╭─ Text block

Suddenly, Last Summer - Movie Poster
Here is the American One-Sheet Movie Poster from Suddenly, Last Summer (1959). One-sheets measured 27x41 inches, and were the poster style most commonly used in theaters.

Film Details

Genre
Drama
Adaptation
Release Date
Jan 1959
Premiere Information
Los Angeles opening: 20 Dec 1959; New York opening: 22 Dec 1959
Production Company
Horizon Pictures (G. B.) Ltd.
Distribution Company
Columbia Pictures Corp.
Country
Great Britain and United States
Location
Bagur, Catalonia, Spain; Costa Brava,Spain; Shepperton, England, Great Britain; England--Shepperton, Great Britain
Screenplay Information
Based on Suddenly, Last Summer from Garden District by Tennesse Williams (New York, 7 Jan 1958).

Technical Specs

Duration
1h 54m
Sound
Mono (Westrex Recording System)
Color
Black and White
Theatrical Aspect Ratio
1.85 : 1

Award Nominations

Best Actress

1960
Katharine Hepburn

Best Actress

1960
Elizabeth Taylor

Best Art Direction

1960
Oliver Messel

Articles

Suddenly, Last Summer


Since the 1930s, the MPAA - the film industry's self-censorship organization - had been strictly enforcing its production code, which stipulated what could and could not be shown on the screen. But by the late '50s, public standards of morality were loosening, and filmmakers were pushing the boundaries of the code by dealing more frankly with once-taboo topics such as sex and drugs. One of the most daring productions was Suddenly, Last Summer (1959), which came at the end of the decade and served as a harbinger of things to come in the films of the '60s.

Based on a one-act play by Tennessee Williams, the film deals with then-shocking themes. Homosexuality, incest, lobotomy, even cannibalism are discussed or implied. The son of Mrs. Violet Venable (Katharine Hepburn) has died while on vacation in Europe with his cousin, Catherine (Elizabeth Taylor). Catherine knows what happened, and the knowledge has traumatized her. But what Mrs. Venable wants Dr. Cukrowicz (Montgomery Clift) to do to Catherine is just as unspeakable. As was the custom at the time, Producer Sam Spiegel submitted Gore Vidal's screenplay to the MPAA's review board before production began. But when the board expressed objections, Spiegel told them that he preferred to let director Joseph Mankiewicz shoot the film as written, and deal with the objections later. Although the board at first refused its seal of approval to the completed film, it was eventually granted after only a few minor changes were made.

╰─

Reproduce word for word the stretch of the Suddenly, Last Summer film page from "Film Details" through "(G. B.) Ltd.". The records have nothing to do with what is asked here.

╭─ Provided data

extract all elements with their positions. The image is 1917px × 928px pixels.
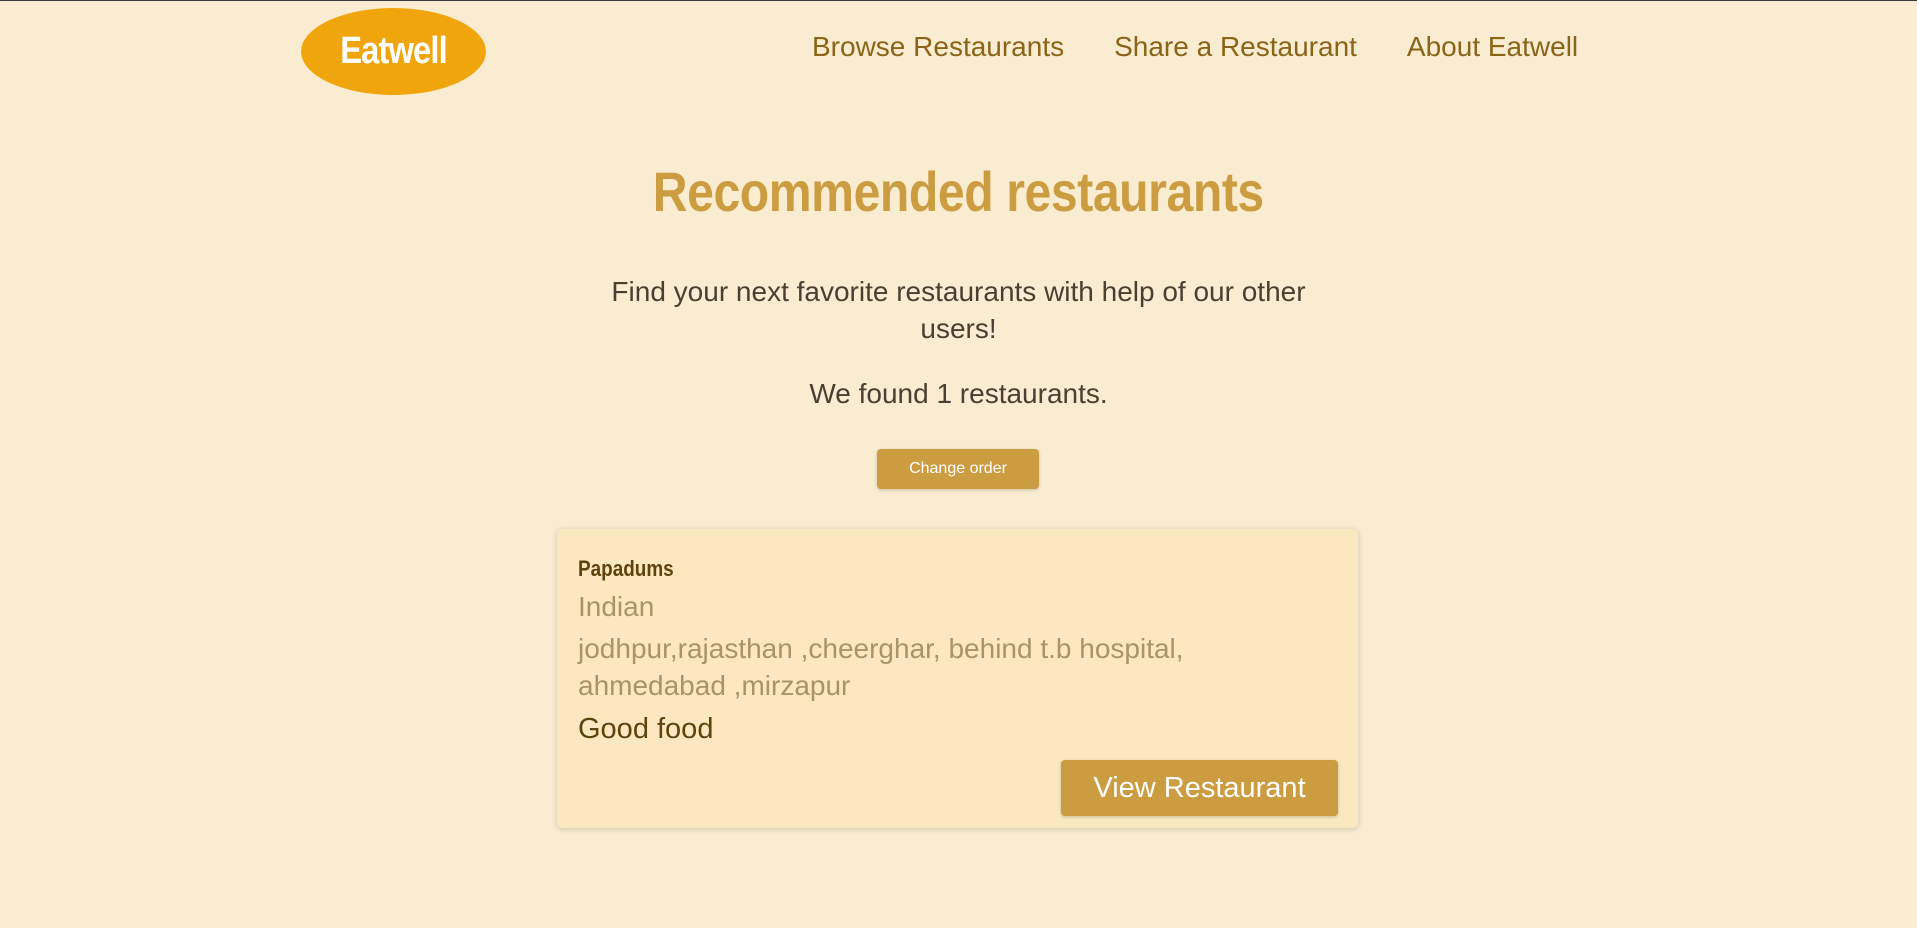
restaurant-name: Papadums — [578, 556, 674, 581]
main-nav: Browse Restaurants Share a Restaurant Ab… — [812, 31, 1578, 63]
nav-about-eatwell[interactable]: About Eatwell — [1407, 31, 1578, 63]
results-count: We found 1 restaurants. — [809, 378, 1108, 409]
restaurant-address: jodhpur,rajasthan ,cheerghar, behind t.b… — [578, 633, 1184, 701]
change-order-button[interactable]: Change order — [877, 449, 1039, 489]
restaurant-review: Good food — [578, 713, 714, 745]
nav-browse-restaurants[interactable]: Browse Restaurants — [812, 31, 1064, 63]
page-title-text: Recommended restaurants — [652, 160, 1265, 223]
page-title: Recommended restaurants — [0, 159, 1917, 224]
eatwell-logo[interactable]: Eatwell — [301, 8, 486, 95]
page-subtitle: Find your next favorite restaurants with… — [611, 276, 1306, 344]
restaurant-card: Papadums Indian jodhpur,rajasthan ,cheer… — [557, 529, 1358, 828]
view-restaurant-button[interactable]: View Restaurant — [1061, 760, 1338, 816]
restaurant-cuisine: Indian — [578, 591, 655, 622]
nav-share-restaurant[interactable]: Share a Restaurant — [1114, 31, 1357, 63]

╰─

▸ Response to this task
Film Details

Genre
Drama
Adaptation
Release Date
Jan 1959
Premiere Information
Los Angeles opening: 20 Dec 1959; New York opening: 22 Dec 1959
Production Company
Horizon Pictures (G. B.) Ltd.